PROBLEM DESCRIPTION = Make an exact copy of the entries below with the pictures removed.

[Stored data]
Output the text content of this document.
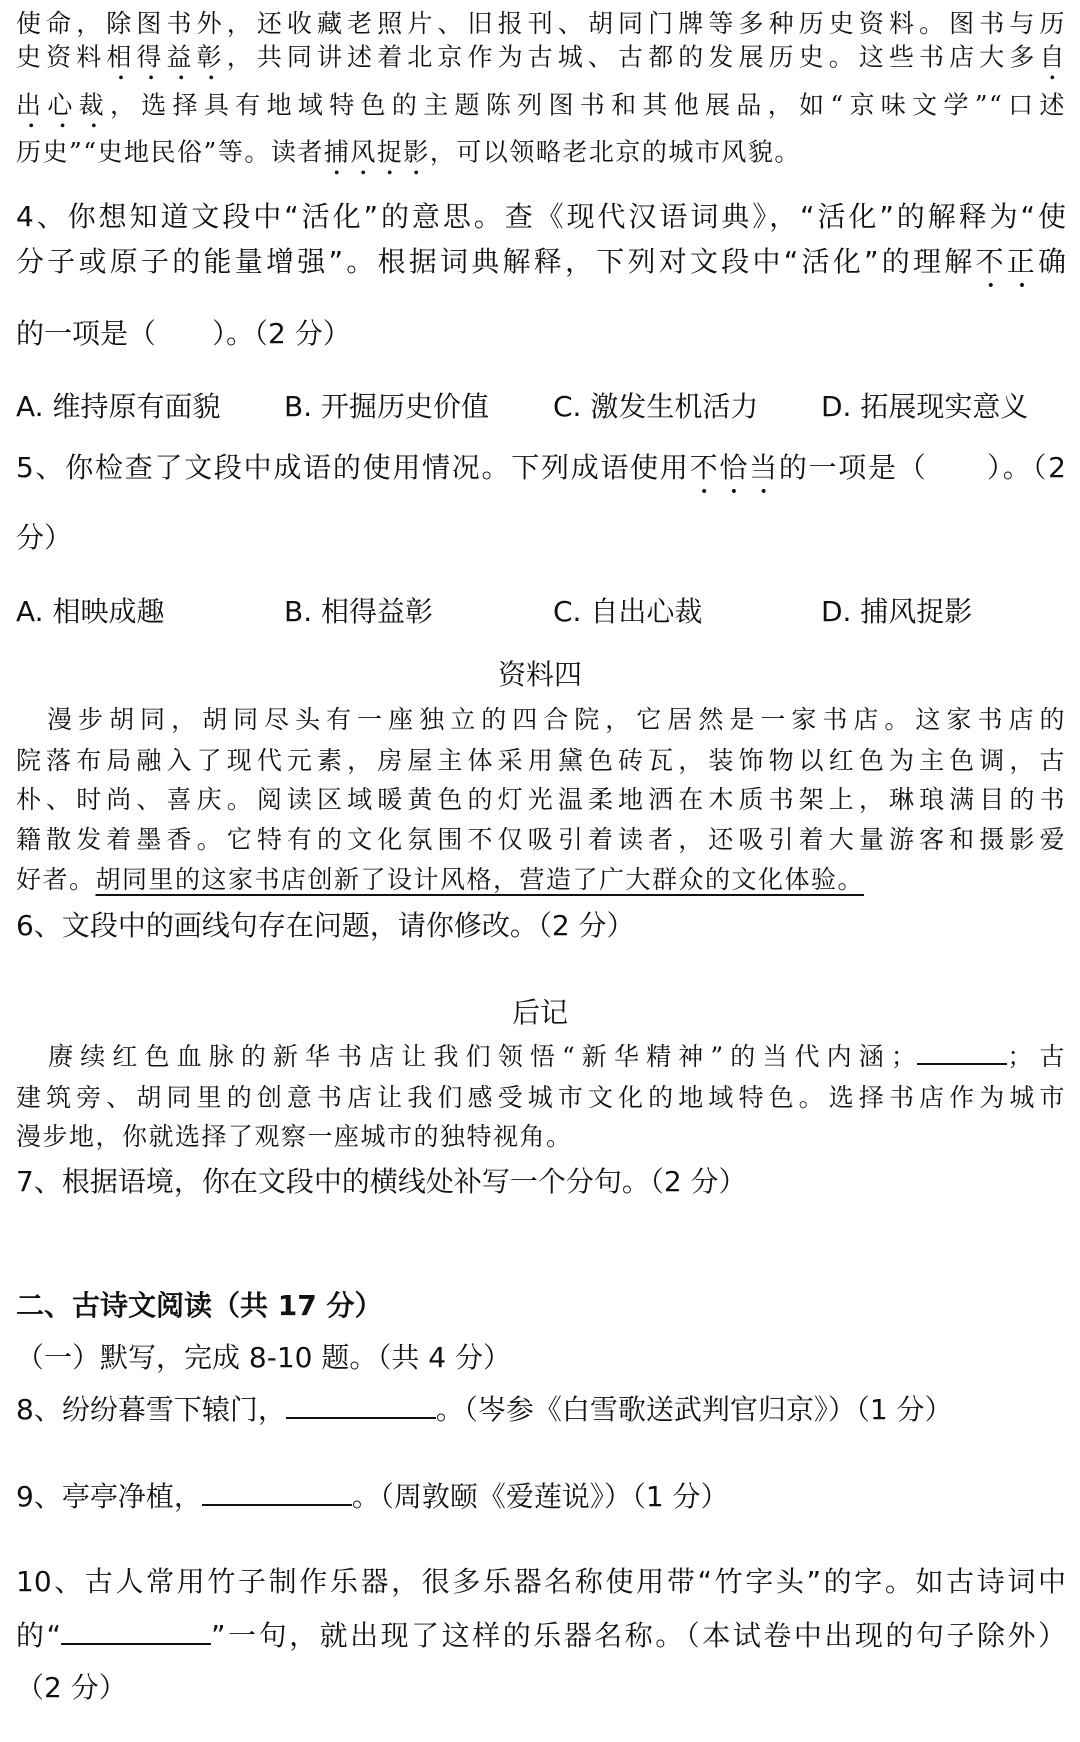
使命，除图书外，还收藏老照片、旧报刊、胡同门牌等多种历史资料。图书与历
史资料相得益彰，共同讲述着北京作为古城、古都的发展历史。这些书店大多自
出心裁，选择具有地域特色的主题陈列图书和其他展品，如“京味文学”“口述
历史”“史地民俗”等。读者捕风捉影，可以领略老北京的城市风貌。
4、你想知道文段中“活化”的意思。查《现代汉语词典》，“活化”的解释为“使
分子或原子的能量增强”。根据词典解释，下列对文段中“活化”的理解不正确
的一项是（　　）。（2 分）
A. 维持原有面貌 B. 开掘历史价值 C. 激发生机活力 D. 拓展现实意义
5、你检查了文段中成语的使用情况。下列成语使用不恰当的一项是（　　）。（2
分）
A. 相映成趣	B. 相得益彰	C. 自出心裁	D. 捕风捉影
资料四
　漫步胡同，胡同尽头有一座独立的四合院，它居然是一家书店。这家书店的
院落布局融入了现代元素，房屋主体采用黛色砖瓦，装饰物以红色为主色调，古
朴、时尚、喜庆。阅读区域暖黄色的灯光温柔地洒在木质书架上，琳琅满目的书
籍散发着墨香。它特有的文化氛围不仅吸引着读者，还吸引着大量游客和摄影爱
好者。胡同里的这家书店创新了设计风格，营造了广大群众的文化体验。
6、文段中的画线句存在问题，请你修改。（2 分）
后记
　赓续红色血脉的新华书店让我们领悟“新华精神”的当代内涵；	；古
建筑旁、胡同里的创意书店让我们感受城市文化的地域特色。选择书店作为城市
漫步地，你就选择了观察一座城市的独特视角。
7、根据语境，你在文段中的横线处补写一个分句。（2 分）
二、古诗文阅读（共 17 分）
（一）默写，完成 8-10 题。（共 4 分）
8、纷纷暮雪下辕门，	。（岑参《白雪歌送武判官归京》）（1 分）
9、亭亭净植，	。（周敦颐《爱莲说》）（1 分）
10、古人常用竹子制作乐器，很多乐器名称使用带“竹字头”的字。如古诗词中
的“	”一句，就出现了这样的乐器名称。（本试卷中出现的句子除外）
（2 分）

ANSWER TO THIS PROBLEM =
Output the text content of this document.
使命，除图书外，还收藏老照片、旧报刊、胡同门牌等多种历史资料。图书与历
史资料相得益彰，共同讲述着北京作为古城、古都的发展历史。这些书店大多自
出心裁，选择具有地域特色的主题陈列图书和其他展品，如“京味文学”“口述
历史”“史地民俗”等。读者捕风捉影，可以领略老北京的城市风貌。
4、你想知道文段中“活化”的意思。查《现代汉语词典》，“活化”的解释为“使
分子或原子的能量增强”。根据词典解释，下列对文段中“活化”的理解不正确
的一项是（　　）。（2 分）
A. 维持原有面貌 B. 开掘历史价值 C. 激发生机活力 D. 拓展现实意义
5、你检查了文段中成语的使用情况。下列成语使用不恰当的一项是（　　）。（2
分）
A. 相映成趣	B. 相得益彰	C. 自出心裁	D. 捕风捉影
资料四
　漫步胡同，胡同尽头有一座独立的四合院，它居然是一家书店。这家书店的
院落布局融入了现代元素，房屋主体采用黛色砖瓦，装饰物以红色为主色调，古
朴、时尚、喜庆。阅读区域暖黄色的灯光温柔地洒在木质书架上，琳琅满目的书
籍散发着墨香。它特有的文化氛围不仅吸引着读者，还吸引着大量游客和摄影爱
好者。胡同里的这家书店创新了设计风格，营造了广大群众的文化体验。
6、文段中的画线句存在问题，请你修改。（2 分）
后记
　赓续红色血脉的新华书店让我们领悟“新华精神”的当代内涵；	；古
建筑旁、胡同里的创意书店让我们感受城市文化的地域特色。选择书店作为城市
漫步地，你就选择了观察一座城市的独特视角。
7、根据语境，你在文段中的横线处补写一个分句。（2 分）
二、古诗文阅读（共 17 分）
（一）默写，完成 8-10 题。（共 4 分）
8、纷纷暮雪下辕门，	。（岑参《白雪歌送武判官归京》）（1 分）
9、亭亭净植，	。（周敦颐《爱莲说》）（1 分）
10、古人常用竹子制作乐器，很多乐器名称使用带“竹字头”的字。如古诗词中
的“	”一句，就出现了这样的乐器名称。（本试卷中出现的句子除外）
（2 分）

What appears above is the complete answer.